-- PROBLEM DESCRIPTION --
In the listing below, find every line with the string "исключением" and pull it out.

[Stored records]
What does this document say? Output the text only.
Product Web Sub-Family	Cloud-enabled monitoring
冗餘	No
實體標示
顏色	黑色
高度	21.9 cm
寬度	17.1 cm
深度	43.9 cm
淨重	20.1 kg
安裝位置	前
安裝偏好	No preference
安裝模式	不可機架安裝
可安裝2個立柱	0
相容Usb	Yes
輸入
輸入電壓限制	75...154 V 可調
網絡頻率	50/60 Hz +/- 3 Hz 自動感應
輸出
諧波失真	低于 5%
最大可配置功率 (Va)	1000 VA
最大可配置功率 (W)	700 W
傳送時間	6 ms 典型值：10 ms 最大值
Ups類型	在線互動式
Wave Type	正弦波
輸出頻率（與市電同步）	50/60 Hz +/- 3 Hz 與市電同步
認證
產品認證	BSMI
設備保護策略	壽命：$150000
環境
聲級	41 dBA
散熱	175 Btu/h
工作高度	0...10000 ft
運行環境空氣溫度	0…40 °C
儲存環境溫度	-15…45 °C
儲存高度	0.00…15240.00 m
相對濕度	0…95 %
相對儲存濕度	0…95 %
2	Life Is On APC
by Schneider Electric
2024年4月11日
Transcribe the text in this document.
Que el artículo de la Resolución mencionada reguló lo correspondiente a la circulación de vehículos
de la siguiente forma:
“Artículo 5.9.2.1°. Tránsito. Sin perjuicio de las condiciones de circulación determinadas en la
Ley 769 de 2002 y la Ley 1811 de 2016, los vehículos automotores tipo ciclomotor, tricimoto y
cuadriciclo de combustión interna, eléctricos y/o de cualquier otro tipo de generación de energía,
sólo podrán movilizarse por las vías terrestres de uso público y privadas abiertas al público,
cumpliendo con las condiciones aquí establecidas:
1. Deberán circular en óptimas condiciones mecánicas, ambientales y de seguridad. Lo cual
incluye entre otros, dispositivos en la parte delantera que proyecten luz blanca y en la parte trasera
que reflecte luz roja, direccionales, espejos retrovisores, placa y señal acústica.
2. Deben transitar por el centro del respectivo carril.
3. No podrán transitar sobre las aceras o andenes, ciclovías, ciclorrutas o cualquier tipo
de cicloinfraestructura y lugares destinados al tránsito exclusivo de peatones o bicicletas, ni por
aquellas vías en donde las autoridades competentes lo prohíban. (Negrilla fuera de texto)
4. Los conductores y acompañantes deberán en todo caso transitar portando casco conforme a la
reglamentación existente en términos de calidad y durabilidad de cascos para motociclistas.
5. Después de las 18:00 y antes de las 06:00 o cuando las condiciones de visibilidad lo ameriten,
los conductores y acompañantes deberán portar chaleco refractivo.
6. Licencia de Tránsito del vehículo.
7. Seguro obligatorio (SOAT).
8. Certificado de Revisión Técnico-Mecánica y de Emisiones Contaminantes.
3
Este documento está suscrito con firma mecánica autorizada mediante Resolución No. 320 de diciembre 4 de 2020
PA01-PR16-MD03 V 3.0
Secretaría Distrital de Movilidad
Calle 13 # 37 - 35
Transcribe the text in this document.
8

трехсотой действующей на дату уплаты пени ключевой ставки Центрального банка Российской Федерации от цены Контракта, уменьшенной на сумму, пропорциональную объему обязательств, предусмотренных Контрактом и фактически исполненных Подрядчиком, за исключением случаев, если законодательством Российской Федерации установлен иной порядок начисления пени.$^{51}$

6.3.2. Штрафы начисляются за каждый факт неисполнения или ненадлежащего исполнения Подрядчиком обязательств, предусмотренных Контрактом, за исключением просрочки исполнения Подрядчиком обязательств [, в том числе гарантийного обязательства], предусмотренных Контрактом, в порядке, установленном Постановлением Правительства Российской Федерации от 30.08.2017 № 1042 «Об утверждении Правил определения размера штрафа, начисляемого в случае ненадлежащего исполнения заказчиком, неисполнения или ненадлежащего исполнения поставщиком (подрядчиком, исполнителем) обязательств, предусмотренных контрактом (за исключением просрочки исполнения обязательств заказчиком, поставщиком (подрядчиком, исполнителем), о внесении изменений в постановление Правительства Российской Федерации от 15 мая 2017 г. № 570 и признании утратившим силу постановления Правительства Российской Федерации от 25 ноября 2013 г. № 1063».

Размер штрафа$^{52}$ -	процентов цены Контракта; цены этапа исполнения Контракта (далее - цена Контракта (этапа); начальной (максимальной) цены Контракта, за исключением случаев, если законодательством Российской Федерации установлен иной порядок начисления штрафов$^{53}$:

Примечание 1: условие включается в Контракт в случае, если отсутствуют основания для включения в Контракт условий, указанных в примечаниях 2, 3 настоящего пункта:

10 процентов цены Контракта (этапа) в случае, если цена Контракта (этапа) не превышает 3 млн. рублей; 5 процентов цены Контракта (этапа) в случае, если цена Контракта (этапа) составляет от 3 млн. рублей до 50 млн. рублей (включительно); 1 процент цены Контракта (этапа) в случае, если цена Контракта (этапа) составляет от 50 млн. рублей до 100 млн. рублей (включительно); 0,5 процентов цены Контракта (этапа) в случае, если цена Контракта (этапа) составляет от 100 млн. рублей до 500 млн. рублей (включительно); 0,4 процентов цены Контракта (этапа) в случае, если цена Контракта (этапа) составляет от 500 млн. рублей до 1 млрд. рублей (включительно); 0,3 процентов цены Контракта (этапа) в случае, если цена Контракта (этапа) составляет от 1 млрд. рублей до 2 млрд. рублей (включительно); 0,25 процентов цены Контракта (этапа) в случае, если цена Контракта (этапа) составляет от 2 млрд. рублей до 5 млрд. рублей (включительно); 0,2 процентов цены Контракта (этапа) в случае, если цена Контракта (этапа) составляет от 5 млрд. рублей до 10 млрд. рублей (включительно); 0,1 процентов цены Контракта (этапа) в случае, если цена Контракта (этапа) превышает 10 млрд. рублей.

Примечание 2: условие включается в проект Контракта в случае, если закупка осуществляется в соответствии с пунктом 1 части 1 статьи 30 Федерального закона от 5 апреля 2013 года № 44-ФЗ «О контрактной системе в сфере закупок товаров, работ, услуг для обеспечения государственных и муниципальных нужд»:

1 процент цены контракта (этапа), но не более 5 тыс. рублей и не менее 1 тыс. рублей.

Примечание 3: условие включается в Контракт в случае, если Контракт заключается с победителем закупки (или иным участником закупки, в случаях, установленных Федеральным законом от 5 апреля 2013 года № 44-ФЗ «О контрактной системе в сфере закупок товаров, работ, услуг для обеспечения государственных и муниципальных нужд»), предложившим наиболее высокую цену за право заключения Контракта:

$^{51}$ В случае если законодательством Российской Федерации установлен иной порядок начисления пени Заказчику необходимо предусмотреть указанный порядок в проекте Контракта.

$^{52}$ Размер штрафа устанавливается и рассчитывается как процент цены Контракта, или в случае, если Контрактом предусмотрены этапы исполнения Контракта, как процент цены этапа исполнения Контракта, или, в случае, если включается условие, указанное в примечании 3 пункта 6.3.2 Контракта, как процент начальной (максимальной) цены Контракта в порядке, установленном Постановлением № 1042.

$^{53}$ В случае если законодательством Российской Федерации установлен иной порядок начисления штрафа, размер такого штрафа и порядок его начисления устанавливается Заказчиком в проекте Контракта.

-- TASK OUTPUT --
трехсотой действующей на дату уплаты пени ключевой ставки Центрального банка Российской Федерации от цены Контракта, уменьшенной на сумму, пропорциональную объему обязательств, предусмотренных Контрактом и фактически исполненных Подрядчиком, за исключением случаев, если законодательством Российской Федерации установлен иной порядок начисления пени.$^{51}$
6.3.2. Штрафы начисляются за каждый факт неисполнения или ненадлежащего исполнения Подрядчиком обязательств, предусмотренных Контрактом, за исключением просрочки исполнения Подрядчиком обязательств [, в том числе гарантийного обязательства], предусмотренных Контрактом, в порядке, установленном Постановлением Правительства Российской Федерации от 30.08.2017 № 1042 «Об утверждении Правил определения размера штрафа, начисляемого в случае ненадлежащего исполнения заказчиком, неисполнения или ненадлежащего исполнения поставщиком (подрядчиком, исполнителем) обязательств, предусмотренных контрактом (за исключением просрочки исполнения обязательств заказчиком, поставщиком (подрядчиком, исполнителем), о внесении изменений в постановление Правительства Российской Федерации от 15 мая 2017 г. № 570 и признании утратившим силу постановления Правительства Российской Федерации от 25 ноября 2013 г. № 1063».
Размер штрафа$^{52}$ -	процентов цены Контракта; цены этапа исполнения Контракта (далее - цена Контракта (этапа); начальной (максимальной) цены Контракта, за исключением случаев, если законодательством Российской Федерации установлен иной порядок начисления штрафов$^{53}$:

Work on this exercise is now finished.